• **Given request**
Gather from the listing below each line that includes the word "occorre", and copy it.

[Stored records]
— start —

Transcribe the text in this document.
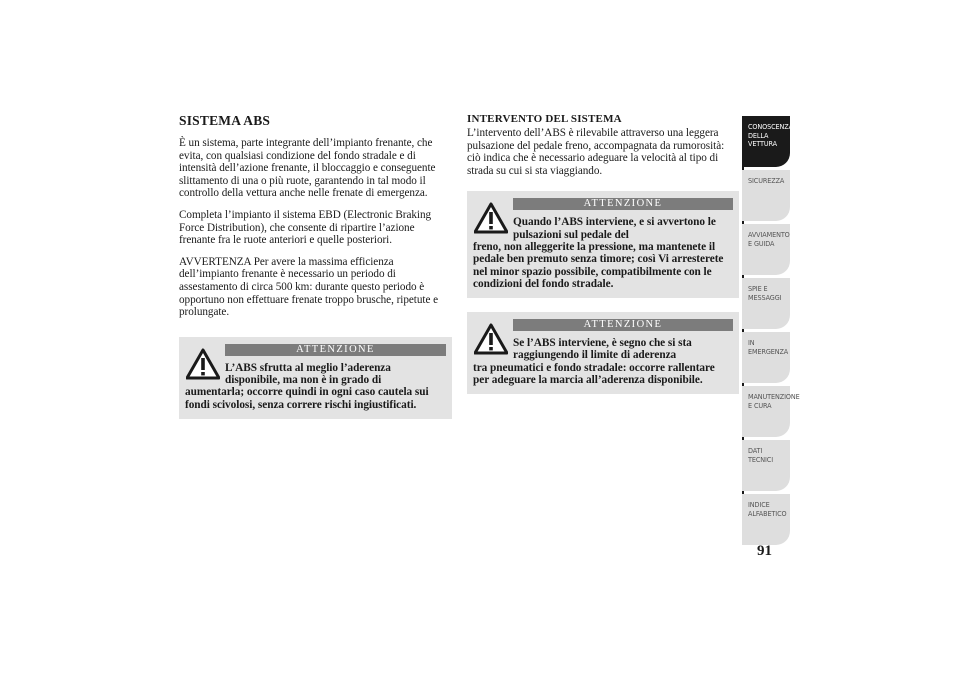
SISTEMA ABS

È un sistema, parte integrante dell’impianto frenante, che evita, con qualsiasi condizione del fondo stradale e di intensità dell’azione frenante, il bloccaggio e conseguente slittamento di una o più ruote, garantendo in tal modo il controllo della vettura anche nelle frenate di emergenza.

Completa l’impianto il sistema EBD (Electronic Braking Force Distribution), che consente di ripartire l’azione frenante fra le ruote anteriori e quelle posteriori.

AVVERTENZA Per avere la massima efficienza dell’impianto frenante è necessario un periodo di assestamento di circa 500 km: durante questo periodo è opportuno non effettuare frenate troppo brusche, ripetute e prolungate.

ATTENZIONE

L’ABS sfrutta al meglio l’aderenza disponibile, ma non è in grado di
aumentarla; occorre quindi in ogni caso cautela sui fondi scivolosi, senza correre rischi ingiustificati.

INTERVENTO DEL SISTEMA

L’intervento dell’ABS è rilevabile attraverso una leggera pulsazione del pedale freno, accompagnata da rumorosità: ciò indica che è necessario adeguare la velocità al tipo di strada su cui si sta viaggiando.

ATTENZIONE

Quando l’ABS interviene, e si avvertono le pulsazioni sul pedale del
freno, non alleggerite la pressione, ma mantenete il pedale ben premuto senza timore; così Vi arresterete nel minor spazio possibile, compatibilmente con le condizioni del fondo stradale.

ATTENZIONE

Se l’ABS interviene, è segno che si sta raggiungendo il limite di aderenza
tra pneumatici e fondo stradale: occorre rallentare per adeguare la marcia all’aderenza disponibile.

CONOSCENZA DELLA VETTURA
SICUREZZA
AVVIAMENTO E GUIDA
SPIE E MESSAGGI
IN EMERGENZA
MANUTENZIONE E CURA
DATI TECNICI
INDICE ALFABETICO
91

— end —

• **Written solution**
aumentarla; occorre quindi in ogni caso cautela sui fondi scivolosi, senza correre rischi ingiustificati.
tra pneumatici e fondo stradale: occorre rallentare per adeguare la marcia all’aderenza disponibile.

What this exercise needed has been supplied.